### TASK REQUIREMENTS
Write out the whole listing, matching it exactly.

** start **

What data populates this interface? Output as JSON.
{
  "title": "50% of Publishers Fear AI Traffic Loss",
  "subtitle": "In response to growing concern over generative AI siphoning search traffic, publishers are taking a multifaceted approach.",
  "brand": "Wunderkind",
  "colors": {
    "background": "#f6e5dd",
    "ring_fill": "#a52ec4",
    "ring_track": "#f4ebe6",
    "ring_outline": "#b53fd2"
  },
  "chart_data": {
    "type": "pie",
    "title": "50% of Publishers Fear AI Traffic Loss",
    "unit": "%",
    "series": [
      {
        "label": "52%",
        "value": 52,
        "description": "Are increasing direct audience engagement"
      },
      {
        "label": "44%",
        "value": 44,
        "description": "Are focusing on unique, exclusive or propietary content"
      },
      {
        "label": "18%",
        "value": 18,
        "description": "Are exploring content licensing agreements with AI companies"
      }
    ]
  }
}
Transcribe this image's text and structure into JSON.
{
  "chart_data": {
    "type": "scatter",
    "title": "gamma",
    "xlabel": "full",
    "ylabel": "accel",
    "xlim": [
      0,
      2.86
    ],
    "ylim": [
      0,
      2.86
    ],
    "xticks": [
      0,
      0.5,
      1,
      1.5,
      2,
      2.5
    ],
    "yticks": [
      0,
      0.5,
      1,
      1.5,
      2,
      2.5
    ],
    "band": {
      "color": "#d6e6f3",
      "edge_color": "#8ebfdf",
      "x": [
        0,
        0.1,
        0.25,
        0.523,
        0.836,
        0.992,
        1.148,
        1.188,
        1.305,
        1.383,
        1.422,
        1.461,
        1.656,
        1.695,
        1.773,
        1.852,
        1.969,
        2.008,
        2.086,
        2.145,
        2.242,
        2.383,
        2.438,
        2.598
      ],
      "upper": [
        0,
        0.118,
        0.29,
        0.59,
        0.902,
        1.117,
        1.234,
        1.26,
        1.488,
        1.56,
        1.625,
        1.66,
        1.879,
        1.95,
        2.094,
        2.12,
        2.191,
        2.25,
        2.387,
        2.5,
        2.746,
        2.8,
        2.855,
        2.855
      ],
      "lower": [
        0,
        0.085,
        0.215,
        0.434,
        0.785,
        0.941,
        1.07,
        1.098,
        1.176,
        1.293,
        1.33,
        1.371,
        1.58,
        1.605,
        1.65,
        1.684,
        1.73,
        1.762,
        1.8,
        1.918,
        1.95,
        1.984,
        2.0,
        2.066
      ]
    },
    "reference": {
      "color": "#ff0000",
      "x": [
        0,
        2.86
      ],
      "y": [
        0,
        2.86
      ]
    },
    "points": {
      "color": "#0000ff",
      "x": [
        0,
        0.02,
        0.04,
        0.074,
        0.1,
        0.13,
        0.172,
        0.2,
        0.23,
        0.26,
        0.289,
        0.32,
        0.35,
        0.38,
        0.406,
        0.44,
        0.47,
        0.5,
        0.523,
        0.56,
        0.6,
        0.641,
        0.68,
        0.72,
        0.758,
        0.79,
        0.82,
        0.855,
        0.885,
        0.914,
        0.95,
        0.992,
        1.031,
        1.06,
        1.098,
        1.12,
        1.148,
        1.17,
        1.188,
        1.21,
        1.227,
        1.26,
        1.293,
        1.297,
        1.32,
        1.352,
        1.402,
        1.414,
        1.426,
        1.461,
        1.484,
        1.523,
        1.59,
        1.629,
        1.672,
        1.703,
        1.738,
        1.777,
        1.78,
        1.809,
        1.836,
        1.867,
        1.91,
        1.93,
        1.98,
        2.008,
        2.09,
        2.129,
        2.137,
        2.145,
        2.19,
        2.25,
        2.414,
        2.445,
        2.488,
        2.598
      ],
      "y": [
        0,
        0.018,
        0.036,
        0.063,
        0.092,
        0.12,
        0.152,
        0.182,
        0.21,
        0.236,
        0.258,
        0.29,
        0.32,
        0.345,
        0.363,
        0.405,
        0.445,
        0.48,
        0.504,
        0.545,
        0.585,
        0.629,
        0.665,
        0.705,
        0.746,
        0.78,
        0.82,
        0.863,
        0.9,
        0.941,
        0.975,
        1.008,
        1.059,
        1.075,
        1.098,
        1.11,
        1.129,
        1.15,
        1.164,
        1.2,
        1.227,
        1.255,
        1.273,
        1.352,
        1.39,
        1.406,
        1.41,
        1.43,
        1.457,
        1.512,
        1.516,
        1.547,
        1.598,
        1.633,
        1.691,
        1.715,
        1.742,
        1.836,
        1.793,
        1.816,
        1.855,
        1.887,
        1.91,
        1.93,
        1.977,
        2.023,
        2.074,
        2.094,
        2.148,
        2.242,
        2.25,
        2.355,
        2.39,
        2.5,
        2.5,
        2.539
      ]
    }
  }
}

** end **

### TASK OUTPUT
What data populates this interface? Output as JSON.
{
  "title": "50% of Publishers Fear AI Traffic Loss",
  "subtitle": "In response to growing concern over generative AI siphoning search traffic, publishers are taking a multifaceted approach.",
  "brand": "Wunderkind",
  "colors": {
    "background": "#f6e5dd",
    "ring_fill": "#a52ec4",
    "ring_track": "#f4ebe6",
    "ring_outline": "#b53fd2"
  },
  "chart_data": {
    "type": "pie",
    "title": "50% of Publishers Fear AI Traffic Loss",
    "unit": "%",
    "series": [
      {
        "label": "52%",
        "value": 52,
        "description": "Are increasing direct audience engagement"
      },
      {
        "label": "44%",
        "value": 44,
        "description": "Are focusing on unique, exclusive or propietary content"
      },
      {
        "label": "18%",
        "value": 18,
        "description": "Are exploring content licensing agreements with AI companies"
      }
    ]
  }
}
Transcribe this image's text and structure into JSON.
{
  "chart_data": {
    "type": "scatter",
    "title": "gamma",
    "xlabel": "full",
    "ylabel": "accel",
    "xlim": [
      0,
      2.86
    ],
    "ylim": [
      0,
      2.86
    ],
    "xticks": [
      0,
      0.5,
      1,
      1.5,
      2,
      2.5
    ],
    "yticks": [
      0,
      0.5,
      1,
      1.5,
      2,
      2.5
    ],
    "band": {
      "color": "#d6e6f3",
      "edge_color": "#8ebfdf",
      "x": [
        0,
        0.1,
        0.25,
        0.523,
        0.836,
        0.992,
        1.148,
        1.188,
        1.305,
        1.383,
        1.422,
        1.461,
        1.656,
        1.695,
        1.773,
        1.852,
        1.969,
        2.008,
        2.086,
        2.145,
        2.242,
        2.383,
        2.438,
        2.598
      ],
      "upper": [
        0,
        0.118,
        0.29,
        0.59,
        0.902,
        1.117,
        1.234,
        1.26,
        1.488,
        1.56,
        1.625,
        1.66,
        1.879,
        1.95,
        2.094,
        2.12,
        2.191,
        2.25,
        2.387,
        2.5,
        2.746,
        2.8,
        2.855,
        2.855
      ],
      "lower": [
        0,
        0.085,
        0.215,
        0.434,
        0.785,
        0.941,
        1.07,
        1.098,
        1.176,
        1.293,
        1.33,
        1.371,
        1.58,
        1.605,
        1.65,
        1.684,
        1.73,
        1.762,
        1.8,
        1.918,
        1.95,
        1.984,
        2.0,
        2.066
      ]
    },
    "reference": {
      "color": "#ff0000",
      "x": [
        0,
        2.86
      ],
      "y": [
        0,
        2.86
      ]
    },
    "points": {
      "color": "#0000ff",
      "x": [
        0,
        0.02,
        0.04,
        0.074,
        0.1,
        0.13,
        0.172,
        0.2,
        0.23,
        0.26,
        0.289,
        0.32,
        0.35,
        0.38,
        0.406,
        0.44,
        0.47,
        0.5,
        0.523,
        0.56,
        0.6,
        0.641,
        0.68,
        0.72,
        0.758,
        0.79,
        0.82,
        0.855,
        0.885,
        0.914,
        0.95,
        0.992,
        1.031,
        1.06,
        1.098,
        1.12,
        1.148,
        1.17,
        1.188,
        1.21,
        1.227,
        1.26,
        1.293,
        1.297,
        1.32,
        1.352,
        1.402,
        1.414,
        1.426,
        1.461,
        1.484,
        1.523,
        1.59,
        1.629,
        1.672,
        1.703,
        1.738,
        1.777,
        1.78,
        1.809,
        1.836,
        1.867,
        1.91,
        1.93,
        1.98,
        2.008,
        2.09,
        2.129,
        2.137,
        2.145,
        2.19,
        2.25,
        2.414,
        2.445,
        2.488,
        2.598
      ],
      "y": [
        0,
        0.018,
        0.036,
        0.063,
        0.092,
        0.12,
        0.152,
        0.182,
        0.21,
        0.236,
        0.258,
        0.29,
        0.32,
        0.345,
        0.363,
        0.405,
        0.445,
        0.48,
        0.504,
        0.545,
        0.585,
        0.629,
        0.665,
        0.705,
        0.746,
        0.78,
        0.82,
        0.863,
        0.9,
        0.941,
        0.975,
        1.008,
        1.059,
        1.075,
        1.098,
        1.11,
        1.129,
        1.15,
        1.164,
        1.2,
        1.227,
        1.255,
        1.273,
        1.352,
        1.39,
        1.406,
        1.41,
        1.43,
        1.457,
        1.512,
        1.516,
        1.547,
        1.598,
        1.633,
        1.691,
        1.715,
        1.742,
        1.836,
        1.793,
        1.816,
        1.855,
        1.887,
        1.91,
        1.93,
        1.977,
        2.023,
        2.074,
        2.094,
        2.148,
        2.242,
        2.25,
        2.355,
        2.39,
        2.5,
        2.5,
        2.539
      ]
    }
  }
}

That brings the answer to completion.